Copy out every line exactly as given.

── RECORDS PROVIDED

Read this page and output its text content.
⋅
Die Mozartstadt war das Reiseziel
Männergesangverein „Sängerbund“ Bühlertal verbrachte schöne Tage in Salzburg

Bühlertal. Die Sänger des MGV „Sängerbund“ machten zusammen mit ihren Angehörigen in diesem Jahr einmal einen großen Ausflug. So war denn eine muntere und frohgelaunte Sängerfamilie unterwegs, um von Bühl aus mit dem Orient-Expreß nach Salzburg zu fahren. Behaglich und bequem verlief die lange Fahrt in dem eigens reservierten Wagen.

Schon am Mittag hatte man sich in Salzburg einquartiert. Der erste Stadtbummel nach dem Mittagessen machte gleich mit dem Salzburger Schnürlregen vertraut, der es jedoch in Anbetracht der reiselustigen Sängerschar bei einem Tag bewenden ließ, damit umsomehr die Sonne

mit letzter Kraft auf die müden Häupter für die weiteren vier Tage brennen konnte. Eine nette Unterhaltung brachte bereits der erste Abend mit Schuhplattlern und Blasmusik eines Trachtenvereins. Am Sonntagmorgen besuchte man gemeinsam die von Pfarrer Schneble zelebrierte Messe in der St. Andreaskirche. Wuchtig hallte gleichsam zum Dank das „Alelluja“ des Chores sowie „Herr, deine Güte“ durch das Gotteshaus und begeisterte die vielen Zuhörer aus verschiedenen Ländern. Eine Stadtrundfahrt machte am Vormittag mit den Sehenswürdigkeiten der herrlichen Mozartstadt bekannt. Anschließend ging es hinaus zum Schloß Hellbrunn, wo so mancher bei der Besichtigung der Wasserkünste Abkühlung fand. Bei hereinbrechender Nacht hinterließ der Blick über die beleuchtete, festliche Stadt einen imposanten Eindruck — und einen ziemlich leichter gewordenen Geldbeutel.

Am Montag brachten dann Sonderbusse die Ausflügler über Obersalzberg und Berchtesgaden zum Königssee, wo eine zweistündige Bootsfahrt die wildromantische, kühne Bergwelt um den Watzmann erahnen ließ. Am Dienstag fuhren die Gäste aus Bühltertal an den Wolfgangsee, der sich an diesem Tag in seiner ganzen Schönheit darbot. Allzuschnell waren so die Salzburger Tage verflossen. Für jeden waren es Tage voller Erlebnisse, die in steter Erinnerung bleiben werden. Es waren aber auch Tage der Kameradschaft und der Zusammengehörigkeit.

────

▶ [ANSWER TO THIS PROBLEM]:
Read this page and output its text content.
⋅
Die Mozartstadt war das Reiseziel
Männergesangverein „Sängerbund“ Bühlertal verbrachte schöne Tage in Salzburg

Bühlertal. Die Sänger des MGV „Sängerbund“ machten zusammen mit ihren Angehörigen in diesem Jahr einmal einen großen Ausflug. So war denn eine muntere und frohgelaunte Sängerfamilie unterwegs, um von Bühl aus mit dem Orient-Expreß nach Salzburg zu fahren. Behaglich und bequem verlief die lange Fahrt in dem eigens reservierten Wagen.

Schon am Mittag hatte man sich in Salzburg einquartiert. Der erste Stadtbummel nach dem Mittagessen machte gleich mit dem Salzburger Schnürlregen vertraut, der es jedoch in Anbetracht der reiselustigen Sängerschar bei einem Tag bewenden ließ, damit umsomehr die Sonne

mit letzter Kraft auf die müden Häupter für die weiteren vier Tage brennen konnte. Eine nette Unterhaltung brachte bereits der erste Abend mit Schuhplattlern und Blasmusik eines Trachtenvereins. Am Sonntagmorgen besuchte man gemeinsam die von Pfarrer Schneble zelebrierte Messe in der St. Andreaskirche. Wuchtig hallte gleichsam zum Dank das „Alelluja“ des Chores sowie „Herr, deine Güte“ durch das Gotteshaus und begeisterte die vielen Zuhörer aus verschiedenen Ländern. Eine Stadtrundfahrt machte am Vormittag mit den Sehenswürdigkeiten der herrlichen Mozartstadt bekannt. Anschließend ging es hinaus zum Schloß Hellbrunn, wo so mancher bei der Besichtigung der Wasserkünste Abkühlung fand. Bei hereinbrechender Nacht hinterließ der Blick über die beleuchtete, festliche Stadt einen imposanten Eindruck — und einen ziemlich leichter gewordenen Geldbeutel.

Am Montag brachten dann Sonderbusse die Ausflügler über Obersalzberg und Berchtesgaden zum Königssee, wo eine zweistündige Bootsfahrt die wildromantische, kühne Bergwelt um den Watzmann erahnen ließ. Am Dienstag fuhren die Gäste aus Bühltertal an den Wolfgangsee, der sich an diesem Tag in seiner ganzen Schönheit darbot. Allzuschnell waren so die Salzburger Tage verflossen. Für jeden waren es Tage voller Erlebnisse, die in steter Erinnerung bleiben werden. Es waren aber auch Tage der Kameradschaft und der Zusammengehörigkeit.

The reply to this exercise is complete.